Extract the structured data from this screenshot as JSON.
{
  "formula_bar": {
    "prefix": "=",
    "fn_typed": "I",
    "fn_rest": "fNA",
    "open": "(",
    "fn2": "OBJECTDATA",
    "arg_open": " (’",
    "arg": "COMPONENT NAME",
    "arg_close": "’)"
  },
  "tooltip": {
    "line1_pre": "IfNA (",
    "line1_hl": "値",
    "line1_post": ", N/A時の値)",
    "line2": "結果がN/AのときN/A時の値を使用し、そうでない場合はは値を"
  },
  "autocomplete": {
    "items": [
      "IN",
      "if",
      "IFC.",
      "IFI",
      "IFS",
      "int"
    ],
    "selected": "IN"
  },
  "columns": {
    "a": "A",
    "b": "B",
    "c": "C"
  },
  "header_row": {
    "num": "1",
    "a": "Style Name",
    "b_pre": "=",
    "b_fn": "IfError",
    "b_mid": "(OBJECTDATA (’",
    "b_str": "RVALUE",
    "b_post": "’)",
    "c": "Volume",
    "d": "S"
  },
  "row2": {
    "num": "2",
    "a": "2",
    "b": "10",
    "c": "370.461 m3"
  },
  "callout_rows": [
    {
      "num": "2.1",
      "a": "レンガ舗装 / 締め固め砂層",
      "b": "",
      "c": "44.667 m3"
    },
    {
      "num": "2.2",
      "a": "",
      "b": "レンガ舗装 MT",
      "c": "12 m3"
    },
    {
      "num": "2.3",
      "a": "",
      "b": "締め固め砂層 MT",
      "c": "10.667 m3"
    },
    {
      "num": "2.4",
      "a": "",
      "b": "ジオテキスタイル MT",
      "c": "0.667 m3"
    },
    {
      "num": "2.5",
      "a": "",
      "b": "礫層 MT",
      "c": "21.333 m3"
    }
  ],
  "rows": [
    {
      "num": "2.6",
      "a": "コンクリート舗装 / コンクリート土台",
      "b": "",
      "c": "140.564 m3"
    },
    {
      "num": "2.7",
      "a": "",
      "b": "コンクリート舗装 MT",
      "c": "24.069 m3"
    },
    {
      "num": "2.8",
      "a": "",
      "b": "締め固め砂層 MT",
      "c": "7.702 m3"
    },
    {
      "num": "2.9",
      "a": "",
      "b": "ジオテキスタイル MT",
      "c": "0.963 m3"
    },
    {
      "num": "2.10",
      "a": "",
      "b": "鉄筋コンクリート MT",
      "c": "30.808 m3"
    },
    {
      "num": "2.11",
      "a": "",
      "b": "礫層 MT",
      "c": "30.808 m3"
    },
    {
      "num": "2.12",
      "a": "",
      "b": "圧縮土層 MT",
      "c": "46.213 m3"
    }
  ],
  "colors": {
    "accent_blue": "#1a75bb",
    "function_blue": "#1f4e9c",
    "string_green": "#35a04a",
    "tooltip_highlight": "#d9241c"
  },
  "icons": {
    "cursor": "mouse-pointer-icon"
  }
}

• • • •

» EXERCISE DETAILS:
Produce an exact copy of all the records.

» RESULT:
Extract the structured data from this screenshot as JSON.
{
  "formula_bar": {
    "prefix": "=",
    "fn_typed": "I",
    "fn_rest": "fNA",
    "open": "(",
    "fn2": "OBJECTDATA",
    "arg_open": " (’",
    "arg": "COMPONENT NAME",
    "arg_close": "’)"
  },
  "tooltip": {
    "line1_pre": "IfNA (",
    "line1_hl": "値",
    "line1_post": ", N/A時の値)",
    "line2": "結果がN/AのときN/A時の値を使用し、そうでない場合はは値を"
  },
  "autocomplete": {
    "items": [
      "IN",
      "if",
      "IFC.",
      "IFI",
      "IFS",
      "int"
    ],
    "selected": "IN"
  },
  "columns": {
    "a": "A",
    "b": "B",
    "c": "C"
  },
  "header_row": {
    "num": "1",
    "a": "Style Name",
    "b_pre": "=",
    "b_fn": "IfError",
    "b_mid": "(OBJECTDATA (’",
    "b_str": "RVALUE",
    "b_post": "’)",
    "c": "Volume",
    "d": "S"
  },
  "row2": {
    "num": "2",
    "a": "2",
    "b": "10",
    "c": "370.461 m3"
  },
  "callout_rows": [
    {
      "num": "2.1",
      "a": "レンガ舗装 / 締め固め砂層",
      "b": "",
      "c": "44.667 m3"
    },
    {
      "num": "2.2",
      "a": "",
      "b": "レンガ舗装 MT",
      "c": "12 m3"
    },
    {
      "num": "2.3",
      "a": "",
      "b": "締め固め砂層 MT",
      "c": "10.667 m3"
    },
    {
      "num": "2.4",
      "a": "",
      "b": "ジオテキスタイル MT",
      "c": "0.667 m3"
    },
    {
      "num": "2.5",
      "a": "",
      "b": "礫層 MT",
      "c": "21.333 m3"
    }
  ],
  "rows": [
    {
      "num": "2.6",
      "a": "コンクリート舗装 / コンクリート土台",
      "b": "",
      "c": "140.564 m3"
    },
    {
      "num": "2.7",
      "a": "",
      "b": "コンクリート舗装 MT",
      "c": "24.069 m3"
    },
    {
      "num": "2.8",
      "a": "",
      "b": "締め固め砂層 MT",
      "c": "7.702 m3"
    },
    {
      "num": "2.9",
      "a": "",
      "b": "ジオテキスタイル MT",
      "c": "0.963 m3"
    },
    {
      "num": "2.10",
      "a": "",
      "b": "鉄筋コンクリート MT",
      "c": "30.808 m3"
    },
    {
      "num": "2.11",
      "a": "",
      "b": "礫層 MT",
      "c": "30.808 m3"
    },
    {
      "num": "2.12",
      "a": "",
      "b": "圧縮土層 MT",
      "c": "46.213 m3"
    }
  ],
  "colors": {
    "accent_blue": "#1a75bb",
    "function_blue": "#1f4e9c",
    "string_green": "#35a04a",
    "tooltip_highlight": "#d9241c"
  },
  "icons": {
    "cursor": "mouse-pointer-icon"
  }
}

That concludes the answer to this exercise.